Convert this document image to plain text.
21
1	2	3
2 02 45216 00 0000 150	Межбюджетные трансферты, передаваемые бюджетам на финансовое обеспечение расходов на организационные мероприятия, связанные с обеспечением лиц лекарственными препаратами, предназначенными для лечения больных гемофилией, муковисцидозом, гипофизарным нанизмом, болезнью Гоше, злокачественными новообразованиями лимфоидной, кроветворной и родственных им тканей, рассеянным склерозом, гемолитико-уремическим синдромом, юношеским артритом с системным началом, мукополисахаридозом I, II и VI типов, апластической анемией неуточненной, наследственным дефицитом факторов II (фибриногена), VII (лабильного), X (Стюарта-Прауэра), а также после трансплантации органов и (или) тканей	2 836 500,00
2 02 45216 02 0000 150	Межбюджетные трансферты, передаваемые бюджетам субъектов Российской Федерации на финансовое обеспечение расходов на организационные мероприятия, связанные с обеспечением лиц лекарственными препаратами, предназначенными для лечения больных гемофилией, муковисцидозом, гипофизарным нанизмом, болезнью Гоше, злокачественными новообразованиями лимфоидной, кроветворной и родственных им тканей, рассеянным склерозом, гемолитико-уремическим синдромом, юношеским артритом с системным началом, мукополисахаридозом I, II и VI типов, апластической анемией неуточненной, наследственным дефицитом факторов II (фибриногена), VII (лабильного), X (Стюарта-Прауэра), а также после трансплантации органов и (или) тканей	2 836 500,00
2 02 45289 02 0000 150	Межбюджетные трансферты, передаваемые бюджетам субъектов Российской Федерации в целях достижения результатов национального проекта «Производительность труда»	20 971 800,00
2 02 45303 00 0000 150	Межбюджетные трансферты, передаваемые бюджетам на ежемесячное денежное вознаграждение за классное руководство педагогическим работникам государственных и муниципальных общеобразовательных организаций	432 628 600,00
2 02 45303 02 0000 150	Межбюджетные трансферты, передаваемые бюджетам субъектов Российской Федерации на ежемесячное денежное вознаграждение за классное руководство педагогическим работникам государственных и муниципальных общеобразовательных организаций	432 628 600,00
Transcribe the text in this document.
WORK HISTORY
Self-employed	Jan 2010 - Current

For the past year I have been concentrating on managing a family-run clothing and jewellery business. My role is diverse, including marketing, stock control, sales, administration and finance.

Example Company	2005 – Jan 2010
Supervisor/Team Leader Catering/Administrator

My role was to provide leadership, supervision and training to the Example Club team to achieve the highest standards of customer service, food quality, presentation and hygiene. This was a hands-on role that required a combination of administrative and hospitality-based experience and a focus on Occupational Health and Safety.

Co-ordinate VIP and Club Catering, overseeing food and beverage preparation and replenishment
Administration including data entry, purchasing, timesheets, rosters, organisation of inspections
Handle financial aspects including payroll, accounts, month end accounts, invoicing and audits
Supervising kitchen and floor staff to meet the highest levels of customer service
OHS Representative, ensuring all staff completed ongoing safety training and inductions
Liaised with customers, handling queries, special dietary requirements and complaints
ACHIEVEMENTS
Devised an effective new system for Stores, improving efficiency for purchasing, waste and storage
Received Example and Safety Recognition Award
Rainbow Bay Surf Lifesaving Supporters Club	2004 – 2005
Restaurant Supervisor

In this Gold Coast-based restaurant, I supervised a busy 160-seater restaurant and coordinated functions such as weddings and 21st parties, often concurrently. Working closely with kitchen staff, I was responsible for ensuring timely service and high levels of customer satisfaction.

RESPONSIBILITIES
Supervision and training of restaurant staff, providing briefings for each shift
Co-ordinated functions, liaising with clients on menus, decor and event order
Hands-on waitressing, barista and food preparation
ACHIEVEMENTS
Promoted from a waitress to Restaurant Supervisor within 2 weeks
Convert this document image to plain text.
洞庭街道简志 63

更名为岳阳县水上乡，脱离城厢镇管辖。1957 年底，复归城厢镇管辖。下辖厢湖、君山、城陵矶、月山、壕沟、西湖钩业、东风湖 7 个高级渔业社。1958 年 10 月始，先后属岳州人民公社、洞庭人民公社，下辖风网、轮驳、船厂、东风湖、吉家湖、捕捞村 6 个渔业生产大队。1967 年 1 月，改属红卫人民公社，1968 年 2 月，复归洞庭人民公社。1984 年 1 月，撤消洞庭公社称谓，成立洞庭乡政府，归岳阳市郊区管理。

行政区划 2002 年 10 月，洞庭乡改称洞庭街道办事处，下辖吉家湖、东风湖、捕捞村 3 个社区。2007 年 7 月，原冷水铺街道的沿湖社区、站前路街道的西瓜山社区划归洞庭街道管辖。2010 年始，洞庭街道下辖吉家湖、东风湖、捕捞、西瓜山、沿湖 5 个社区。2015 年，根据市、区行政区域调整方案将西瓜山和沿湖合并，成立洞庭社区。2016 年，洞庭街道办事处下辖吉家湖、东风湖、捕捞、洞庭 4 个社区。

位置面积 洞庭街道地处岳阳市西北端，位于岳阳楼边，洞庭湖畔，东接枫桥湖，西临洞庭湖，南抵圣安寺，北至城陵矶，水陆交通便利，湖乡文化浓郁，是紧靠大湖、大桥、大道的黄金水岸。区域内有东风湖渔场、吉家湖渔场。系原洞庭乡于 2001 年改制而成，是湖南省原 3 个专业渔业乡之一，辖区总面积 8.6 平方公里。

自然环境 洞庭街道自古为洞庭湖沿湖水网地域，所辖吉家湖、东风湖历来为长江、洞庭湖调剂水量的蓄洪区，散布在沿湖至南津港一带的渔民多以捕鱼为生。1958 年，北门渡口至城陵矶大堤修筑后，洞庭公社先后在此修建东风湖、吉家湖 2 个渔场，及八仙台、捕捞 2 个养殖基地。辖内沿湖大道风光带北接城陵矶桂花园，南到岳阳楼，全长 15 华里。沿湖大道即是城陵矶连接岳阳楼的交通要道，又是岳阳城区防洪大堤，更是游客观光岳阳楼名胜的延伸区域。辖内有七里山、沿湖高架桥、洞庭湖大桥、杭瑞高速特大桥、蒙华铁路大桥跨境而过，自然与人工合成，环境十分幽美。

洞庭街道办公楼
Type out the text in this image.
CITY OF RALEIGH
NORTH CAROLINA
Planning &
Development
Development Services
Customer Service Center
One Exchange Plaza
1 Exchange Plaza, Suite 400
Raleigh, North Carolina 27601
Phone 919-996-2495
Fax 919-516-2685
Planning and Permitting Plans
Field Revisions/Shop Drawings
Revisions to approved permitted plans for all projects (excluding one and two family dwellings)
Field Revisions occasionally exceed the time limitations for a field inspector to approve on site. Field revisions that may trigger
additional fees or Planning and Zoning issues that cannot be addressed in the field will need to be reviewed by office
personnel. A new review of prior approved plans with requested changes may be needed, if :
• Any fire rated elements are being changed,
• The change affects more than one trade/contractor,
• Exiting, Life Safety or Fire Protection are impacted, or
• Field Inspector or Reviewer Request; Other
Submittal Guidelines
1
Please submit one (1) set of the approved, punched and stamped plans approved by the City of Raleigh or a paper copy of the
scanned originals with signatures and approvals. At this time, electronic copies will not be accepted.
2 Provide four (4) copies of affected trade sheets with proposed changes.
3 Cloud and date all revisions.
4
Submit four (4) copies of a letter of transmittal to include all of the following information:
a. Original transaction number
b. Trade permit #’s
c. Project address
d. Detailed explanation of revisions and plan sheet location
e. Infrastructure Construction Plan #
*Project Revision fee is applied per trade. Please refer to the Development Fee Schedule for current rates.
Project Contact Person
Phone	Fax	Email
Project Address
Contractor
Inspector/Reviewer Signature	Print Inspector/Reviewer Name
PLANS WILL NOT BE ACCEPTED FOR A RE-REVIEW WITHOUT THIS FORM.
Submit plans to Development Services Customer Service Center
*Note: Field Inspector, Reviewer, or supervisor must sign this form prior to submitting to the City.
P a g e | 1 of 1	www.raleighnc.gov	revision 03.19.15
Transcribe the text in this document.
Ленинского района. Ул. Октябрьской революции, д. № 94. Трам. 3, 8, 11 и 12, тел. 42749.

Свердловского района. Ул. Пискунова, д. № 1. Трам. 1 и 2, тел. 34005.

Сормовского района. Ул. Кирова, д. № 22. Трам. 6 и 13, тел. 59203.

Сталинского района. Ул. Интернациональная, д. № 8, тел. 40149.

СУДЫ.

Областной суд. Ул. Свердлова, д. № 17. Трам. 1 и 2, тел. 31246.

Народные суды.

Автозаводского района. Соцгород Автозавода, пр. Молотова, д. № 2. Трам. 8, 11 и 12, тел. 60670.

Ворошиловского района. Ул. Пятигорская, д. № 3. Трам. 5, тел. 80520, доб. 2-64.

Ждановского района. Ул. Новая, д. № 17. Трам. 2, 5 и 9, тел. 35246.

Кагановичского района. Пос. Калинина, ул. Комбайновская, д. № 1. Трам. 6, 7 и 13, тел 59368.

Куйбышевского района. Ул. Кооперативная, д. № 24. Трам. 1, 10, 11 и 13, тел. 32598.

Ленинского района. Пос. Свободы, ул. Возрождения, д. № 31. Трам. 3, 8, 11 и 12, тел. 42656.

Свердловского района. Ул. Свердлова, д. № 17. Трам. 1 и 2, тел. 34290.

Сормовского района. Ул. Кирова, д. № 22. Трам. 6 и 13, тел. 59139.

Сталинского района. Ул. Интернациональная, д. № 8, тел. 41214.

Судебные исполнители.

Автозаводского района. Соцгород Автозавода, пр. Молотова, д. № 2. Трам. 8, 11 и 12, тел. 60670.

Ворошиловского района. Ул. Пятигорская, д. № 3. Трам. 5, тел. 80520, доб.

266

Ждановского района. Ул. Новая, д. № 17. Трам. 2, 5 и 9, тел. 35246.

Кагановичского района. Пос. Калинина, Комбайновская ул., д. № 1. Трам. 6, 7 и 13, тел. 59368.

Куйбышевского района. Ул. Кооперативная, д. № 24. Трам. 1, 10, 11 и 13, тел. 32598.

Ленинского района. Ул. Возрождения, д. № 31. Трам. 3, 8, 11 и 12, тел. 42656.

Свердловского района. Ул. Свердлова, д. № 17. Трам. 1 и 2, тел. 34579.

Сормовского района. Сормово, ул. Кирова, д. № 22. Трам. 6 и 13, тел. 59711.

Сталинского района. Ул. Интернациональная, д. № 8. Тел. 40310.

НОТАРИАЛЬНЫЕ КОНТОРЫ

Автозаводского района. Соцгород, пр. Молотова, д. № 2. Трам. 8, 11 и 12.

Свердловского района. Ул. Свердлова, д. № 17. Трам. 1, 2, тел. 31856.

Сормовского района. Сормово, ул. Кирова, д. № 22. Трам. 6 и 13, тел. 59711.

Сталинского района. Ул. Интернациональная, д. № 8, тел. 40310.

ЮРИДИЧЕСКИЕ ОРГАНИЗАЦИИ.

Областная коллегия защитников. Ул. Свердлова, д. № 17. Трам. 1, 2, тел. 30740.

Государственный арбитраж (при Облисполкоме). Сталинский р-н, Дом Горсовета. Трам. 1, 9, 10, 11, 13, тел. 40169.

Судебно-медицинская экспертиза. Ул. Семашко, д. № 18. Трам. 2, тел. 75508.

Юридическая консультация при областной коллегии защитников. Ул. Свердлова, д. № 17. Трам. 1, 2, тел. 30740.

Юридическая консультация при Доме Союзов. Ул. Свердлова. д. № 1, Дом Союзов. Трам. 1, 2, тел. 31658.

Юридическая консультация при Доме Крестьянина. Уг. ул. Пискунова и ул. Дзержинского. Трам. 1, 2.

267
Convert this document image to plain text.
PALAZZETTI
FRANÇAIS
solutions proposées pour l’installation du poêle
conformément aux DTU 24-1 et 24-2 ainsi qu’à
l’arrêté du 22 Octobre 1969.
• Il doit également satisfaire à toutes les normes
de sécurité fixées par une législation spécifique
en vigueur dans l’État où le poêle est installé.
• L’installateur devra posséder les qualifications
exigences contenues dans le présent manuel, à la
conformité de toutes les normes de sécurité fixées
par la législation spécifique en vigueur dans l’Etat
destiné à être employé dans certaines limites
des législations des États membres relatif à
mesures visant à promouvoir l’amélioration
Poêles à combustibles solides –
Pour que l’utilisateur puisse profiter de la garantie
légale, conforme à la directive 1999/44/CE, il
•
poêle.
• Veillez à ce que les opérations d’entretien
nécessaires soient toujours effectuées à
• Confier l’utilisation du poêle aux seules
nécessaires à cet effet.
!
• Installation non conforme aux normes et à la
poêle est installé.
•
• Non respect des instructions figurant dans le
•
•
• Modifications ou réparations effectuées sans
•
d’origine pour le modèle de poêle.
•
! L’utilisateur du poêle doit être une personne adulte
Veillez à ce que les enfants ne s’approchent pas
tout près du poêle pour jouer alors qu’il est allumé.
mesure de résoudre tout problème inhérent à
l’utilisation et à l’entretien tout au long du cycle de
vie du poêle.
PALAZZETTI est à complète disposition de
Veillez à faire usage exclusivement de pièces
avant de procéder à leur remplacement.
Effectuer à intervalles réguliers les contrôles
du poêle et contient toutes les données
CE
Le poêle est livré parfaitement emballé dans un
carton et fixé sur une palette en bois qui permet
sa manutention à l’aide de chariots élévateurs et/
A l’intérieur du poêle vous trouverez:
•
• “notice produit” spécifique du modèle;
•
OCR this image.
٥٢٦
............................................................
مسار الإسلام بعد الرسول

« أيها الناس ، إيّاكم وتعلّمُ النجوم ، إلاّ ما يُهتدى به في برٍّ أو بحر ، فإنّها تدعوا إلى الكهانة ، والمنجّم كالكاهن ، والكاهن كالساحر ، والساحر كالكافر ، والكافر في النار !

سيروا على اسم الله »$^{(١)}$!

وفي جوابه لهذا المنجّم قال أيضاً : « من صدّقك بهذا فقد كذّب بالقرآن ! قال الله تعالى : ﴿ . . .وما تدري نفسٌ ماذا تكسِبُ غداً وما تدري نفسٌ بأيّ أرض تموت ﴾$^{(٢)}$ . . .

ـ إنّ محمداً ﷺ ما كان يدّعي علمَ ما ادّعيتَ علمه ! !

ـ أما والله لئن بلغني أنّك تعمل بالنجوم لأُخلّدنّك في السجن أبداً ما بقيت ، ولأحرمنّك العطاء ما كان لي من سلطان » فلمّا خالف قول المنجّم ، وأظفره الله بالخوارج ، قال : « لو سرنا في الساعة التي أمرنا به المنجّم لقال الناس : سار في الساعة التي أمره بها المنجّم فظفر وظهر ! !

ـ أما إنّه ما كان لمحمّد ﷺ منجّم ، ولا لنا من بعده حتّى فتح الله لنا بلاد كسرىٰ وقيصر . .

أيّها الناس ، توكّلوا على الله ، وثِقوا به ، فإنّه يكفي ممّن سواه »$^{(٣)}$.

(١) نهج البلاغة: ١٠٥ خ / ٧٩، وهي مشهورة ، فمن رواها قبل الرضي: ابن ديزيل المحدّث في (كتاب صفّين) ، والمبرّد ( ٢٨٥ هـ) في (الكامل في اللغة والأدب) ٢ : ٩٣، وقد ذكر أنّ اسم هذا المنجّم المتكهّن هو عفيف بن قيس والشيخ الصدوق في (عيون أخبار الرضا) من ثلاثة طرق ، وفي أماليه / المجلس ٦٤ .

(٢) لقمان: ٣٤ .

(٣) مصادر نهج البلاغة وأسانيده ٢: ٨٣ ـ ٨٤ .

*-*-*

- **Written request**: Among the entries above, identify all lines with "Center" and copy them.

- **The output**:
Customer Service Center
Submit plans to Development Services Customer Service Center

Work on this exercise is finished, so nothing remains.